----- Input material -----

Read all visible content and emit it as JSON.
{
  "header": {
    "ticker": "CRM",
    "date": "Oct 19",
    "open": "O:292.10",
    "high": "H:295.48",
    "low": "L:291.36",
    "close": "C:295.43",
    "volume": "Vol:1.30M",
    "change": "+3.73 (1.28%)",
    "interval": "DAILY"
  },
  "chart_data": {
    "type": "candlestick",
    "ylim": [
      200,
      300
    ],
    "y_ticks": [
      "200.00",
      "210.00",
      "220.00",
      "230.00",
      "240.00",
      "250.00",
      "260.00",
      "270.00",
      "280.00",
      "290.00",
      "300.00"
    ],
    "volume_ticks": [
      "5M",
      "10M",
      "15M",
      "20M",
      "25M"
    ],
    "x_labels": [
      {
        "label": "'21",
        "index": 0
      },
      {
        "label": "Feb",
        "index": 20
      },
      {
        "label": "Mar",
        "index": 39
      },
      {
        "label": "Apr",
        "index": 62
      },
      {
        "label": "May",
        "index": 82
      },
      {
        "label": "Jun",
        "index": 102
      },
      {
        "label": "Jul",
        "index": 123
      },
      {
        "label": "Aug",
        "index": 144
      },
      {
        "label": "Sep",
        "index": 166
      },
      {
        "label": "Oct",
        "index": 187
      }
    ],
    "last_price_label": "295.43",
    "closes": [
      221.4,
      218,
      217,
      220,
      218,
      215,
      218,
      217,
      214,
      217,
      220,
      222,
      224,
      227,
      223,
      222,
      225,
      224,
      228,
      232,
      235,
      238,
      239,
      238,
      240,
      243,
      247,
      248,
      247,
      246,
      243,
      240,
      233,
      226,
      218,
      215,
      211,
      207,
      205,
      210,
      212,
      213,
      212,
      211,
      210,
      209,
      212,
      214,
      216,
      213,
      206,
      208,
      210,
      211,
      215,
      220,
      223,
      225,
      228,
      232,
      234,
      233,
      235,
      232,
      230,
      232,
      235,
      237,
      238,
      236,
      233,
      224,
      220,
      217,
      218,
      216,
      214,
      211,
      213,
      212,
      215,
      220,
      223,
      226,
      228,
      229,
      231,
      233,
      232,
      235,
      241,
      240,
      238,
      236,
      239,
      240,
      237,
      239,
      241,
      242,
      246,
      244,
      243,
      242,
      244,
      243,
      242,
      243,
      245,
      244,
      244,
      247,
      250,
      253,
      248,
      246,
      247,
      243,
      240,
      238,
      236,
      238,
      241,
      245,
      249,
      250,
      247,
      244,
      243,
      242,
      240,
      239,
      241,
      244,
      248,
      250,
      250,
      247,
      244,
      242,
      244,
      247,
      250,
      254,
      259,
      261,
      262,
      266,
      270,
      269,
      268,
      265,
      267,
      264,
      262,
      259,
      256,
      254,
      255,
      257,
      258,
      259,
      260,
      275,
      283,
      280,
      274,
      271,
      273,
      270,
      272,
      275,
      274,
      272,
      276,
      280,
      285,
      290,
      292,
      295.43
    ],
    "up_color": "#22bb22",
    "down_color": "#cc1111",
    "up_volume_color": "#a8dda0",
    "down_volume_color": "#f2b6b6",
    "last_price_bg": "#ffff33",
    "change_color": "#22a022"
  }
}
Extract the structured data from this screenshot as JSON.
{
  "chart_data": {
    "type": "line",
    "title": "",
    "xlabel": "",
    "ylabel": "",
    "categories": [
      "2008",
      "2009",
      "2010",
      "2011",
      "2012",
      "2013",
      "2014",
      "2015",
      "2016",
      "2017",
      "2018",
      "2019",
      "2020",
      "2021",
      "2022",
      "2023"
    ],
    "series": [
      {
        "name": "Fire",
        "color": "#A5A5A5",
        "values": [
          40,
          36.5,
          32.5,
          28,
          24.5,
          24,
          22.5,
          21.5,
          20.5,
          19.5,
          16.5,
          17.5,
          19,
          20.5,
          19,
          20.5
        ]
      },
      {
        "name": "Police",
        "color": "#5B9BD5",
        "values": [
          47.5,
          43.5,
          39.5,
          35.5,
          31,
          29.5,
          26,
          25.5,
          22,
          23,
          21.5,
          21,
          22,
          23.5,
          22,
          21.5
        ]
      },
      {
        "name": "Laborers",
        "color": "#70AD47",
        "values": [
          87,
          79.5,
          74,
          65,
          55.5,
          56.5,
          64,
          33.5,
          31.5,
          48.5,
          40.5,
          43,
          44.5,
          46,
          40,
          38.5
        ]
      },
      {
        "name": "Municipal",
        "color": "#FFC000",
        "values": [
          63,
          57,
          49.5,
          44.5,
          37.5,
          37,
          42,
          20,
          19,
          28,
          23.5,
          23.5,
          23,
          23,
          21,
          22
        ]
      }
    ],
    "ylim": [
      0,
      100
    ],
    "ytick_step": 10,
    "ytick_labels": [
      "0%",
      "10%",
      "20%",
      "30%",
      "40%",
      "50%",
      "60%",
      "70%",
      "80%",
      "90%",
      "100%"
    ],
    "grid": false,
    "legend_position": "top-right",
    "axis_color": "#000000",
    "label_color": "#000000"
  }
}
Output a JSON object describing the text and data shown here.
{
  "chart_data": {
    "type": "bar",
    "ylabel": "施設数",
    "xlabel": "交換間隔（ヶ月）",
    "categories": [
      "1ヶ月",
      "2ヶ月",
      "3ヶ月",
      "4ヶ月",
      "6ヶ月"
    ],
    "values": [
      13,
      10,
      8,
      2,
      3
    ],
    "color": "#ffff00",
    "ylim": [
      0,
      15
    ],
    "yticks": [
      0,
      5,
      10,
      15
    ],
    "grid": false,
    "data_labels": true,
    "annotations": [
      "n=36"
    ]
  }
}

-----

Exercise
The data above must be returned in full, exactly as written.

Output of the exercise
Read all visible content and emit it as JSON.
{
  "header": {
    "ticker": "CRM",
    "date": "Oct 19",
    "open": "O:292.10",
    "high": "H:295.48",
    "low": "L:291.36",
    "close": "C:295.43",
    "volume": "Vol:1.30M",
    "change": "+3.73 (1.28%)",
    "interval": "DAILY"
  },
  "chart_data": {
    "type": "candlestick",
    "ylim": [
      200,
      300
    ],
    "y_ticks": [
      "200.00",
      "210.00",
      "220.00",
      "230.00",
      "240.00",
      "250.00",
      "260.00",
      "270.00",
      "280.00",
      "290.00",
      "300.00"
    ],
    "volume_ticks": [
      "5M",
      "10M",
      "15M",
      "20M",
      "25M"
    ],
    "x_labels": [
      {
        "label": "'21",
        "index": 0
      },
      {
        "label": "Feb",
        "index": 20
      },
      {
        "label": "Mar",
        "index": 39
      },
      {
        "label": "Apr",
        "index": 62
      },
      {
        "label": "May",
        "index": 82
      },
      {
        "label": "Jun",
        "index": 102
      },
      {
        "label": "Jul",
        "index": 123
      },
      {
        "label": "Aug",
        "index": 144
      },
      {
        "label": "Sep",
        "index": 166
      },
      {
        "label": "Oct",
        "index": 187
      }
    ],
    "last_price_label": "295.43",
    "closes": [
      221.4,
      218,
      217,
      220,
      218,
      215,
      218,
      217,
      214,
      217,
      220,
      222,
      224,
      227,
      223,
      222,
      225,
      224,
      228,
      232,
      235,
      238,
      239,
      238,
      240,
      243,
      247,
      248,
      247,
      246,
      243,
      240,
      233,
      226,
      218,
      215,
      211,
      207,
      205,
      210,
      212,
      213,
      212,
      211,
      210,
      209,
      212,
      214,
      216,
      213,
      206,
      208,
      210,
      211,
      215,
      220,
      223,
      225,
      228,
      232,
      234,
      233,
      235,
      232,
      230,
      232,
      235,
      237,
      238,
      236,
      233,
      224,
      220,
      217,
      218,
      216,
      214,
      211,
      213,
      212,
      215,
      220,
      223,
      226,
      228,
      229,
      231,
      233,
      232,
      235,
      241,
      240,
      238,
      236,
      239,
      240,
      237,
      239,
      241,
      242,
      246,
      244,
      243,
      242,
      244,
      243,
      242,
      243,
      245,
      244,
      244,
      247,
      250,
      253,
      248,
      246,
      247,
      243,
      240,
      238,
      236,
      238,
      241,
      245,
      249,
      250,
      247,
      244,
      243,
      242,
      240,
      239,
      241,
      244,
      248,
      250,
      250,
      247,
      244,
      242,
      244,
      247,
      250,
      254,
      259,
      261,
      262,
      266,
      270,
      269,
      268,
      265,
      267,
      264,
      262,
      259,
      256,
      254,
      255,
      257,
      258,
      259,
      260,
      275,
      283,
      280,
      274,
      271,
      273,
      270,
      272,
      275,
      274,
      272,
      276,
      280,
      285,
      290,
      292,
      295.43
    ],
    "up_color": "#22bb22",
    "down_color": "#cc1111",
    "up_volume_color": "#a8dda0",
    "down_volume_color": "#f2b6b6",
    "last_price_bg": "#ffff33",
    "change_color": "#22a022"
  }
}
Extract the structured data from this screenshot as JSON.
{
  "chart_data": {
    "type": "line",
    "title": "",
    "xlabel": "",
    "ylabel": "",
    "categories": [
      "2008",
      "2009",
      "2010",
      "2011",
      "2012",
      "2013",
      "2014",
      "2015",
      "2016",
      "2017",
      "2018",
      "2019",
      "2020",
      "2021",
      "2022",
      "2023"
    ],
    "series": [
      {
        "name": "Fire",
        "color": "#A5A5A5",
        "values": [
          40,
          36.5,
          32.5,
          28,
          24.5,
          24,
          22.5,
          21.5,
          20.5,
          19.5,
          16.5,
          17.5,
          19,
          20.5,
          19,
          20.5
        ]
      },
      {
        "name": "Police",
        "color": "#5B9BD5",
        "values": [
          47.5,
          43.5,
          39.5,
          35.5,
          31,
          29.5,
          26,
          25.5,
          22,
          23,
          21.5,
          21,
          22,
          23.5,
          22,
          21.5
        ]
      },
      {
        "name": "Laborers",
        "color": "#70AD47",
        "values": [
          87,
          79.5,
          74,
          65,
          55.5,
          56.5,
          64,
          33.5,
          31.5,
          48.5,
          40.5,
          43,
          44.5,
          46,
          40,
          38.5
        ]
      },
      {
        "name": "Municipal",
        "color": "#FFC000",
        "values": [
          63,
          57,
          49.5,
          44.5,
          37.5,
          37,
          42,
          20,
          19,
          28,
          23.5,
          23.5,
          23,
          23,
          21,
          22
        ]
      }
    ],
    "ylim": [
      0,
      100
    ],
    "ytick_step": 10,
    "ytick_labels": [
      "0%",
      "10%",
      "20%",
      "30%",
      "40%",
      "50%",
      "60%",
      "70%",
      "80%",
      "90%",
      "100%"
    ],
    "grid": false,
    "legend_position": "top-right",
    "axis_color": "#000000",
    "label_color": "#000000"
  }
}
Output a JSON object describing the text and data shown here.
{
  "chart_data": {
    "type": "bar",
    "ylabel": "施設数",
    "xlabel": "交換間隔（ヶ月）",
    "categories": [
      "1ヶ月",
      "2ヶ月",
      "3ヶ月",
      "4ヶ月",
      "6ヶ月"
    ],
    "values": [
      13,
      10,
      8,
      2,
      3
    ],
    "color": "#ffff00",
    "ylim": [
      0,
      15
    ],
    "yticks": [
      0,
      5,
      10,
      15
    ],
    "grid": false,
    "data_labels": true,
    "annotations": [
      "n=36"
    ]
  }
}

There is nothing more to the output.